§ Excerpt provided
◇ ◇ ◇ ◇ ◇

A color pipeline is a very complicated series of mathematical conversions, which is heavily dependent upon:

  1. The operating system's color management settings, such as .icc device profiles from manufacturers, and/or calibration software.
  2. The file recorded by your camera; what settings were used to write the file, the lighting conditions on set, the monitoring conditions on set, whether any in-camera "looks" were used when the file was created, whether those looks should be present in the final image, etc.
  3. Your NLE's color management and monitoring settings
  4. Your viewing environment. The light levels and color temperature of a color grading suite are standardized by SMTPE, as well as the color of surrounding walls and furniture.
  5. The destination format, monitoring conditions, and viewing environment. Where do you plan to show your work? YouTube? Then rec.709 is probably a safe choice for destination format, but you could still use a larger working color space. But if you're delivering a feature film to DCI-P3, upstream rec.709 would be a bottleneck. The same goes for HDR, which is an entirely different beast.

◇ ◇ ◇ ◇ ◇

§ Material supplied
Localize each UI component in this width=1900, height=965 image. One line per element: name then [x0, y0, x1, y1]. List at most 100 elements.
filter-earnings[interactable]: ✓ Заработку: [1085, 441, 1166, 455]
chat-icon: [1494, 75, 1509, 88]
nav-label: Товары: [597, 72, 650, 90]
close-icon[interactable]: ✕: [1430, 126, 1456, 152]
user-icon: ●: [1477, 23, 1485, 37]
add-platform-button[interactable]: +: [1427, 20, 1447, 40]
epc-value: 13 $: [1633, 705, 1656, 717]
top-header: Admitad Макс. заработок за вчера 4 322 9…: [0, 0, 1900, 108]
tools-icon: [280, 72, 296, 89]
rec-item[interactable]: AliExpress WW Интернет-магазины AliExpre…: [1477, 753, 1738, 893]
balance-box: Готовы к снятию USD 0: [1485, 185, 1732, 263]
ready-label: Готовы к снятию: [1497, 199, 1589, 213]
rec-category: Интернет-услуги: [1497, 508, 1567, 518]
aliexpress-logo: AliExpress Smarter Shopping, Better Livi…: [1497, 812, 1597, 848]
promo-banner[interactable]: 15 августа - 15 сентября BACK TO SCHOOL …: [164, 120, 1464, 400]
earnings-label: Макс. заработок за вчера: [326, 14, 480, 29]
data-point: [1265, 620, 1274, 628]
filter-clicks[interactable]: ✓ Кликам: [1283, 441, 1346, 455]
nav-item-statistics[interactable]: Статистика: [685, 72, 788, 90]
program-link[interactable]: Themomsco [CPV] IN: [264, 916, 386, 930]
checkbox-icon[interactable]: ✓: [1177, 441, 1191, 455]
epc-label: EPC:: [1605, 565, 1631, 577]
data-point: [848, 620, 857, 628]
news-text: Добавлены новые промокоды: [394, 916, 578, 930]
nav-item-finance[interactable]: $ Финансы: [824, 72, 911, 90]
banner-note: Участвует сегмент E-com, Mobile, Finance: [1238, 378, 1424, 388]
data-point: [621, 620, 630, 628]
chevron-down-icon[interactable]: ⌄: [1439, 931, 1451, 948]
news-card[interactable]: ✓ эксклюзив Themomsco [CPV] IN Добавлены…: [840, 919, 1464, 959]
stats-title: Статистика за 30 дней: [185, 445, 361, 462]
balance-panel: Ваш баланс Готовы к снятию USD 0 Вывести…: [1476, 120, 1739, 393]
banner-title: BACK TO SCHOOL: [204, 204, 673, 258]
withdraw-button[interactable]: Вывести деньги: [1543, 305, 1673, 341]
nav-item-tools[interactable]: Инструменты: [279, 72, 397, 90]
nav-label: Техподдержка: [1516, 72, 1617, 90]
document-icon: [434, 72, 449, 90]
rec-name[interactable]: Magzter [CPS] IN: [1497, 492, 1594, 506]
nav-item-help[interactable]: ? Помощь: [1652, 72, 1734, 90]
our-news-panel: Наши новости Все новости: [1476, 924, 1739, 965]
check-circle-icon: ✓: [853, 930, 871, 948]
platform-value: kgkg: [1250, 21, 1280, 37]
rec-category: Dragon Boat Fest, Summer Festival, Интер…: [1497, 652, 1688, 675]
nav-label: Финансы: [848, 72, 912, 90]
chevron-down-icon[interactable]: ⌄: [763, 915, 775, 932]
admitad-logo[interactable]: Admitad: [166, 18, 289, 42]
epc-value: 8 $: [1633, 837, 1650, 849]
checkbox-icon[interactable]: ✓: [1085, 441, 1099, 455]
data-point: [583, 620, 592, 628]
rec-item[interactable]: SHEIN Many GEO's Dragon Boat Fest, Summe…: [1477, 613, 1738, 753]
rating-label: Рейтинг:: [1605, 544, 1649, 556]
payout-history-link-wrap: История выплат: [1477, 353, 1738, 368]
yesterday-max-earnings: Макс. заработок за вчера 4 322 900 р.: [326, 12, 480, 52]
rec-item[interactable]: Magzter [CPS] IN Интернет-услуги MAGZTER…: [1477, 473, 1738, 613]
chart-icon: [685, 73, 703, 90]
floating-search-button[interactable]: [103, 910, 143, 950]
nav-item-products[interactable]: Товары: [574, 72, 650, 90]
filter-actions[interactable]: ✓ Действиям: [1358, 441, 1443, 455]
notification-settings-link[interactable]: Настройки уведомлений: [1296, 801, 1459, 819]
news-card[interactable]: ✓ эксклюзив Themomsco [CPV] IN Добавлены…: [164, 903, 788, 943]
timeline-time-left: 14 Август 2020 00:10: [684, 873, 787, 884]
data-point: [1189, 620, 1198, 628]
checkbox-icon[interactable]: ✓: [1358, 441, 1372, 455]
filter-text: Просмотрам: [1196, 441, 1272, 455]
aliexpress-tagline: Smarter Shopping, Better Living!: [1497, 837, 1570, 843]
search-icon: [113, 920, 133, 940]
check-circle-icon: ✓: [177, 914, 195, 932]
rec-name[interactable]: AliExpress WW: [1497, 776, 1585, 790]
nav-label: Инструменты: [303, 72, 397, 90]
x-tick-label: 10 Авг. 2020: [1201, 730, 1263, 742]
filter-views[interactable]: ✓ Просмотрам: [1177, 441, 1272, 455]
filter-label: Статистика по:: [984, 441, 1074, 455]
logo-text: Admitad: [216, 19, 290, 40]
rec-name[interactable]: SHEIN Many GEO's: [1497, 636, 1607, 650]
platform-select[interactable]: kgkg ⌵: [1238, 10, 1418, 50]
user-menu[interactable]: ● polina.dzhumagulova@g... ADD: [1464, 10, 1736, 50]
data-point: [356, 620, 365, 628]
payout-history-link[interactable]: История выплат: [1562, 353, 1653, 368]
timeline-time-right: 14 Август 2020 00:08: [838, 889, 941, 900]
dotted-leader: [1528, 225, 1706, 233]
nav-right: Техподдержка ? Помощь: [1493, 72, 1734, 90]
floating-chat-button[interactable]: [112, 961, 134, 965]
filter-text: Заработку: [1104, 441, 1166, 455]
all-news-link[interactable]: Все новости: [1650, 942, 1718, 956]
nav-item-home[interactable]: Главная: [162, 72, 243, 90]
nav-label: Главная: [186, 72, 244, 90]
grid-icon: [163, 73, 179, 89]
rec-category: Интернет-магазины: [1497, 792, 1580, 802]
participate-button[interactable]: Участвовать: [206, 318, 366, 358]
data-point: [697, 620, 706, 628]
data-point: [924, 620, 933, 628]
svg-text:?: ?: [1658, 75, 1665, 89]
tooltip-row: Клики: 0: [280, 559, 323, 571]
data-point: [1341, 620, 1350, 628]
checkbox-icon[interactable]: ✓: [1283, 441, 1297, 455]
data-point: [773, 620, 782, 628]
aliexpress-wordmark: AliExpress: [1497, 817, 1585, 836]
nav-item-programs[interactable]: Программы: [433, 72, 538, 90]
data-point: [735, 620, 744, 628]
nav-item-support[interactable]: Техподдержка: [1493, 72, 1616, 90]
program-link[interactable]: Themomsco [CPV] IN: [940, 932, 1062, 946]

◇ ◇ ◇ ◇ ◇

§ Set tasks
[A] What destination format does the color pipeline text call probably a safe choice for YouTube?
[B] Write out the color pipeline text word for word, everything from "A color pipeline" down to "final image, etc.".
[C] Continue the text on color pipelines, picking up after its last sentence.

§ Task-by-task answers
[A] Rec.709

[B]
A color pipeline is a very complicated series of mathematical conversions, which is heavily dependent upon:

  1. The operating system's color management settings, such as .icc device profiles from manufacturers, and/or calibration software.
  2. The file recorded by your camera; what settings were used to write the file, the lighting conditions on set, the monitoring conditions on set, whether any in-camera "looks" were used when the file was created, whether those looks should be present in the final image, etc.

[C]
So, without more information about these factors, and what you're trying to accomplish, there's no right or wrong answer at this stage. The choice you're presented with is essentially: Which working color space do you want to use for the interpretation of your camera RAW file? As long as this space is larger than what you intend to deliver, then you could use any of them. If you're delivering to the internet, using the most common space, then they're all large enough. OTOH, if you will be the only person watching the output and you want it to look the best it can look on your new monitor, then use a space that's as large as your monitor is capable of reproducing, or larger.

Gamma is a different, but similar question. You don't use a gamma "large enough" to contain a certain set of values like you do with color space. But the "correct" gamma to chose is dependent upon the gamma your monitor is currently displaying, and the gamma of your destination material. Ideally, you'd set your monitor to be the same gamma and color space as your intended target. Here, let me stress, I'm talking about your MONITORING gamma matching your destination format. But your working gamma (the menu item you're asking about) could still be any gamma, or it could be log encoded, or even linear (especially for VFX compositing).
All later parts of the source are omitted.